What to produce> In the material below, find each line holding the string "وعزته" and copy it.

-------- Records shown --------

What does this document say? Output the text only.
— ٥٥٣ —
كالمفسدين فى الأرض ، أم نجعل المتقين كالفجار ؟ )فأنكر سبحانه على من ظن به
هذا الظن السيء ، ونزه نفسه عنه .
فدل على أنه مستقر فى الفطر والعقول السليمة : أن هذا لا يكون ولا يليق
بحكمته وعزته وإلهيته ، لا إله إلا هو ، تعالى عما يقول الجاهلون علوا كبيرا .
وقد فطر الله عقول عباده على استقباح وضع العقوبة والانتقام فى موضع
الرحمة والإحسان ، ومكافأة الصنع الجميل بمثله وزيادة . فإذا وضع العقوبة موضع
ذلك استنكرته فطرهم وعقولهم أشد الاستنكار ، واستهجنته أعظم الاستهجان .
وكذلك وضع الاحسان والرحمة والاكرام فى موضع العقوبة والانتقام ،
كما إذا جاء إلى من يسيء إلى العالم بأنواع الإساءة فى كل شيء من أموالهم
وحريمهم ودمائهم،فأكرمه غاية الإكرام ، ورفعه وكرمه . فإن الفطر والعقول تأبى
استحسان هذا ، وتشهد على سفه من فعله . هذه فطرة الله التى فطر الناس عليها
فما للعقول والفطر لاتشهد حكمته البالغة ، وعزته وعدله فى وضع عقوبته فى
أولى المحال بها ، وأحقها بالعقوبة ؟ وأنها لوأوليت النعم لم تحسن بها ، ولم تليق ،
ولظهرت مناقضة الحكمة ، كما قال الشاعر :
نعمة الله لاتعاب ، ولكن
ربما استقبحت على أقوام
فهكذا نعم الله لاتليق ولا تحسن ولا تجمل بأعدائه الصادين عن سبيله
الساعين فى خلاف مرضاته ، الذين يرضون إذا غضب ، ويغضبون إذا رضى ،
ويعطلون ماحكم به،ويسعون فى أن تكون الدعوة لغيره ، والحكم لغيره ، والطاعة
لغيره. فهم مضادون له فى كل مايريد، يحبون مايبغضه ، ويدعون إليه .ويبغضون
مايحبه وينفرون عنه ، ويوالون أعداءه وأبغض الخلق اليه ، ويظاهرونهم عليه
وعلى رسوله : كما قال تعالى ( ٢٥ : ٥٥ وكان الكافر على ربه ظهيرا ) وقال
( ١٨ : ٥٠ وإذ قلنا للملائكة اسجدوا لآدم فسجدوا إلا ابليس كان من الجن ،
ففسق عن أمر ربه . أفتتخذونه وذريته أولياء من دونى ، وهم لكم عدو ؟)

--------
-------- Records shown --------

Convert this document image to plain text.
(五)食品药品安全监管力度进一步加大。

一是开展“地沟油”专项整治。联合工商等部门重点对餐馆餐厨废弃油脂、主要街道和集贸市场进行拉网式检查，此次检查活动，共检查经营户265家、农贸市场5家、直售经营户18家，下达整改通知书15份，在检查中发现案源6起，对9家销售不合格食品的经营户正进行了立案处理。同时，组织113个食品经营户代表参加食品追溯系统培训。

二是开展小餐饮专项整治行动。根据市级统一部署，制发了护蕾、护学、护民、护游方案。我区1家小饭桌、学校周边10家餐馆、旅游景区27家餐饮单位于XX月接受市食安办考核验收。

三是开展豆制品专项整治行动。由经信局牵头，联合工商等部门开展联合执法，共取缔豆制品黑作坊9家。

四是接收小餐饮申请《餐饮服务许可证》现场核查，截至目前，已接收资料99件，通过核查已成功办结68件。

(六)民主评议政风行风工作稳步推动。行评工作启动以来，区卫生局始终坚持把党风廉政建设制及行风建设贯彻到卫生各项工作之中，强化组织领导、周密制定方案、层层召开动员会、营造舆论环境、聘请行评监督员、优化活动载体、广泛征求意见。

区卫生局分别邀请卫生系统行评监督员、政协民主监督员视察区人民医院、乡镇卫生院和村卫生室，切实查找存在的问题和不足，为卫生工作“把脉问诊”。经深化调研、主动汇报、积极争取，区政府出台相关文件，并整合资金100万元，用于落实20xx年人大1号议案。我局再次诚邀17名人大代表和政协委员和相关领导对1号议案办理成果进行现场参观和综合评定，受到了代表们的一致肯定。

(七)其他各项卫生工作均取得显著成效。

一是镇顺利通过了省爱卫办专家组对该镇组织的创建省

--------

Response to the exercise>
بحكمته وعزته وإلهيته ، لا إله إلا هو ، تعالى عما يقول الجاهلون علوا كبيرا .
فما للعقول والفطر لاتشهد حكمته البالغة ، وعزته وعدله فى وضع عقوبته فى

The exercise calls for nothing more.